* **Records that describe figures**
____________________

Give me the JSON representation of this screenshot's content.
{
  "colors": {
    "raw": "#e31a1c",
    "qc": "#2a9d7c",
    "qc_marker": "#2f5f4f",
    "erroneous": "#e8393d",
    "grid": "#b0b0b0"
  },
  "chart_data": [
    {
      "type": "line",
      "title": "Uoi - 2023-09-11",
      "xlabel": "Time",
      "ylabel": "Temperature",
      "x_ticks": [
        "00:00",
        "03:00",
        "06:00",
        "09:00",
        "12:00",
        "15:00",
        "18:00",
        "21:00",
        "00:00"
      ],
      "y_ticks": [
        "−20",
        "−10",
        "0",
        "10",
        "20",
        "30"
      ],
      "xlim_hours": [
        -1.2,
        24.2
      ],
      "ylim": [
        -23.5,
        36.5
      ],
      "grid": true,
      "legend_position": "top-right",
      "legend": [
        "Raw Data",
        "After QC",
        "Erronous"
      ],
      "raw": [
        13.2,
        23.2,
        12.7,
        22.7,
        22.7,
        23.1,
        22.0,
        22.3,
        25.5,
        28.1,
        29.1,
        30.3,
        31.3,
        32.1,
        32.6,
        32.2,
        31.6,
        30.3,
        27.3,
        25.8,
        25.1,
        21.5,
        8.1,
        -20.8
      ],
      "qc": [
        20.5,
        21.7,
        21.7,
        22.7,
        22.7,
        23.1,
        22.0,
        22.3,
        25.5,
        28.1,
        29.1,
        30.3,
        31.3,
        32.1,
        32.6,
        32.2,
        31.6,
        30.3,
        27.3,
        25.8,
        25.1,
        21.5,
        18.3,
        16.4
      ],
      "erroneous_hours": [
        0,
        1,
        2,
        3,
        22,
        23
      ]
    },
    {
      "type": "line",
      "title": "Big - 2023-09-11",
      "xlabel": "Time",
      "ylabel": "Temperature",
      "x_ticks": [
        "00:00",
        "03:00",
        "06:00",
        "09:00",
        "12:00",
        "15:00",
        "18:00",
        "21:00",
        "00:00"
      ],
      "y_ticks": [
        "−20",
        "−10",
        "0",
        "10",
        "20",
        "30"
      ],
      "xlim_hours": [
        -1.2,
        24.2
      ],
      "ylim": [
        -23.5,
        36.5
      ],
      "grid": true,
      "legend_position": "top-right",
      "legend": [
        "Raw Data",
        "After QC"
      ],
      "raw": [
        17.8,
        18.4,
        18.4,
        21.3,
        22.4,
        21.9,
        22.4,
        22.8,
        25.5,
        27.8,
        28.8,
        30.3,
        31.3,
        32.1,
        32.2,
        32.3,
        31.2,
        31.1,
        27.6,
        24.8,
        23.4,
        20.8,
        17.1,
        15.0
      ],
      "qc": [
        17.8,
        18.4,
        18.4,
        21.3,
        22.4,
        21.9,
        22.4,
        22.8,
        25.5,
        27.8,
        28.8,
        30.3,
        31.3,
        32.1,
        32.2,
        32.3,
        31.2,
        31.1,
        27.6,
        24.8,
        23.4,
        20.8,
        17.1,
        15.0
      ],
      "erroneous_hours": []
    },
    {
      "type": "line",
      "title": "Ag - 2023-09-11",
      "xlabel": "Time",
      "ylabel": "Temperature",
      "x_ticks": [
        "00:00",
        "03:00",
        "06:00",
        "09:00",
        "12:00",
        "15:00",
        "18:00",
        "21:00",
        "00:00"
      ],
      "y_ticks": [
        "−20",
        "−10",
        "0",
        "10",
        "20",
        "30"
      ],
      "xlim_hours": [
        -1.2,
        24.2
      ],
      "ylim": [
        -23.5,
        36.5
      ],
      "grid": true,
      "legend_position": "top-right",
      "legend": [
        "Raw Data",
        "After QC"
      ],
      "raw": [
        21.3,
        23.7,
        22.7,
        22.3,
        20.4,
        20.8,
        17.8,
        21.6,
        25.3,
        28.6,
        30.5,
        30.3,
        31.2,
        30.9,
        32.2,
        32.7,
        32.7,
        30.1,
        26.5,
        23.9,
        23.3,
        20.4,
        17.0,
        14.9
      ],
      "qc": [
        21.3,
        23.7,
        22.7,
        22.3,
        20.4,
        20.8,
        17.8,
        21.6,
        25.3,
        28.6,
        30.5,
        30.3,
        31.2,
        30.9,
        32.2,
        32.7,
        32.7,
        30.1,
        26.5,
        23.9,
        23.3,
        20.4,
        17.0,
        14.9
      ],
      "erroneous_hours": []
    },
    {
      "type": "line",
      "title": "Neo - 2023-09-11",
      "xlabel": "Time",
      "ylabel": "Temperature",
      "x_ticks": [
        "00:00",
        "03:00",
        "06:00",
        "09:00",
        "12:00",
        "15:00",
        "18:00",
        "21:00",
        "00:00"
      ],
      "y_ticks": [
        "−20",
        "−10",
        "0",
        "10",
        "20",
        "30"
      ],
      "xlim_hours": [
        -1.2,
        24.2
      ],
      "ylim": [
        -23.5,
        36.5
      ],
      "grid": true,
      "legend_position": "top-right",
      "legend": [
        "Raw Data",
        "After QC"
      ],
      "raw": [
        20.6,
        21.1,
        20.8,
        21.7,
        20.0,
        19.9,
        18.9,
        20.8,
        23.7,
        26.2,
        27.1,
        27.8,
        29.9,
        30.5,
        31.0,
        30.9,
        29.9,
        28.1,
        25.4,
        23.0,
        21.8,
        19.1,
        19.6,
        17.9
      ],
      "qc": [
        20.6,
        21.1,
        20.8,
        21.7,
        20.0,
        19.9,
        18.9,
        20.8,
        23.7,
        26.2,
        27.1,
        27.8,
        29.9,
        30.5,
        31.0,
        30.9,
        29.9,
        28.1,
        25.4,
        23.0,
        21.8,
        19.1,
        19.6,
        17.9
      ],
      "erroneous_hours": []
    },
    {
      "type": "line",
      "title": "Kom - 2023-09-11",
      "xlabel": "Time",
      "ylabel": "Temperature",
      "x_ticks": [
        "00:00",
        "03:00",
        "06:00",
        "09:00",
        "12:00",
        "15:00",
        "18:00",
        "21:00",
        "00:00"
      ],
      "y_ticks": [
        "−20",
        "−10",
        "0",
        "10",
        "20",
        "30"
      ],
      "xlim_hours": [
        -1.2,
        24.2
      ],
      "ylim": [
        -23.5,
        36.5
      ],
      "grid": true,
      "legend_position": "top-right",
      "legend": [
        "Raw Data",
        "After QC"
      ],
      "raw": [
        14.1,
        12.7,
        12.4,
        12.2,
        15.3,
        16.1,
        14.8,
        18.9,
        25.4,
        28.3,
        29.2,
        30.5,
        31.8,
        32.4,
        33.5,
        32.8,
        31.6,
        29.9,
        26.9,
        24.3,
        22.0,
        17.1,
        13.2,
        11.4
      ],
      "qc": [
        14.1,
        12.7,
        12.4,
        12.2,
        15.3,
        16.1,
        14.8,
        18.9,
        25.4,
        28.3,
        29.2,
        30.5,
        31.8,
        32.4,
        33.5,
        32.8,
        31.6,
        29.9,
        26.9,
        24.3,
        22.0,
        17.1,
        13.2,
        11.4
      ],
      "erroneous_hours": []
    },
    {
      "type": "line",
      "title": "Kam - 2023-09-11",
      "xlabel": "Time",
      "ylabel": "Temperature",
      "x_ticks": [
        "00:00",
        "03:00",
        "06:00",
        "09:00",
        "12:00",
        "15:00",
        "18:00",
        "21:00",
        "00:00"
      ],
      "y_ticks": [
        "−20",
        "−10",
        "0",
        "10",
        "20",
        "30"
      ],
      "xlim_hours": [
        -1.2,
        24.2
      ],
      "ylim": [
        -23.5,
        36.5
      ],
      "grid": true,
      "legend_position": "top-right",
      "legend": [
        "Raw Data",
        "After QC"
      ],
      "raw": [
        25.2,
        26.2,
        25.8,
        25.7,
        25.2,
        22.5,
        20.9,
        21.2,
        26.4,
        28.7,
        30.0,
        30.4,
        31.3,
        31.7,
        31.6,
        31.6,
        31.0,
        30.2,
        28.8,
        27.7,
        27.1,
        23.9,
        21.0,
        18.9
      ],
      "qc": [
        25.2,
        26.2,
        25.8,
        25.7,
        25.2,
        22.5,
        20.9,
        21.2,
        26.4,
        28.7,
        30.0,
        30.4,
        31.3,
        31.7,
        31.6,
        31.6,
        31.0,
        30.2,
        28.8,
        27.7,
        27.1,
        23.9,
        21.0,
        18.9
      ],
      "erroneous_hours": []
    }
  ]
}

____________________

* **Given instruction**
Look through the data and gather every line with the string "title" in it.

* **Output below**
      "title": "Uoi - 2023-09-11",
      "title": "Big - 2023-09-11",
      "title": "Ag - 2023-09-11",
      "title": "Neo - 2023-09-11",
      "title": "Kom - 2023-09-11",
      "title": "Kam - 2023-09-11",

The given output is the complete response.